Re: [PATCH 4/7] bpf: udp: Implement batching for sockets iterator

All of lore.kernel.org
 help / color / mirror / Atom feed

From: Martin KaFai Lau <martin.lau@linux.dev>
To: Aditi Ghag <aditi.ghag@isovalent.com>
Cc: kafai@fb.com, sdf@google.com, edumazet@google.com,
	Martin KaFai Lau <martin.lau@kernel.org>,
	bpf@vger.kernel.org
Subject: Re: [PATCH 4/7] bpf: udp: Implement batching for sockets iterator
Date: Sun, 23 Apr 2023 22:46:38 -0700	[thread overview]
Message-ID: <251b0a3f-47d6-d9ad-0c8e-b707fa286c7c@linux.dev> (raw)
In-Reply-To: <20230418153148.2231644-5-aditi.ghag@isovalent.com>

On 4/18/23 8:31 AM, Aditi Ghag wrote:
> Batch UDP sockets from BPF iterator that allows for overlapping locking
> semantics in BPF/kernel helpers executed in BPF programs.  This facilitates
> BPF socket destroy kfunc (introduced by follow-up patches) to execute from
> BPF iterator programs.
> 
> Previously, BPF iterators acquired the sock lock and sockets hash table
> bucket lock while executing BPF programs. This prevented BPF helpers that
> again acquire these locks to be executed from BPF iterators.  With the
> batching approach, we acquire a bucket lock, batch all the bucket sockets,
> and then release the bucket lock. This enables BPF or kernel helpers to
> skip sock locking when invoked in the supported BPF contexts.
> 
> The batching logic is similar to the logic implemented in TCP iterator:
> https://lore.kernel.org/bpf/20210701200613.1036157-1-kafai@fb.com/.
> 
> Suggested-by: Martin KaFai Lau <martin.lau@kernel.org>
> Signed-off-by: Aditi Ghag <aditi.ghag@isovalent.com>
> ---
>   net/ipv4/udp.c | 209 +++++++++++++++++++++++++++++++++++++++++++++++--
>   1 file changed, 203 insertions(+), 6 deletions(-)

_ _ _ _ _ _ _

__Set task__: Print, word for word, everything in the UDP iterator patch message from "In-Reply-To: <20230418153148.2231644-5-aditi.ghag@isovalent.com>" down to "supported BPF contexts.". The lines after the UDP iterator patch message are separate from it.

__Material provided__:
_ _ _ _ _ _ _

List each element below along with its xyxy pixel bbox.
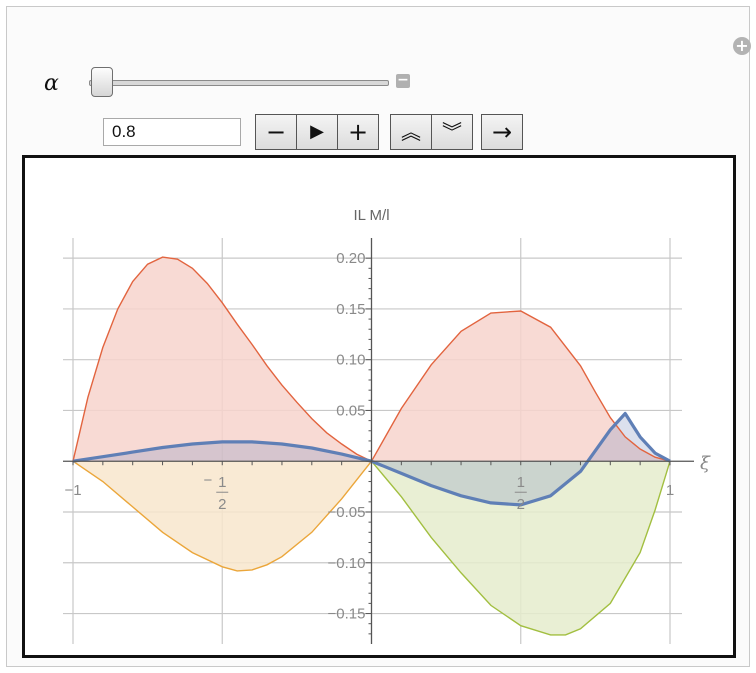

_ _ _ _ _ _ _

__Result for this task__:
In-Reply-To: <20230418153148.2231644-5-aditi.ghag@isovalent.com>

On 4/18/23 8:31 AM, Aditi Ghag wrote:
> Batch UDP sockets from BPF iterator that allows for overlapping locking
> semantics in BPF/kernel helpers executed in BPF programs.  This facilitates
> BPF socket destroy kfunc (introduced by follow-up patches) to execute from
> BPF iterator programs.
> 
> Previously, BPF iterators acquired the sock lock and sockets hash table
> bucket lock while executing BPF programs. This prevented BPF helpers that
> again acquire these locks to be executed from BPF iterators.  With the
> batching approach, we acquire a bucket lock, batch all the bucket sockets,
> and then release the bucket lock. This enables BPF or kernel helpers to
> skip sock locking when invoked in the supported BPF contexts.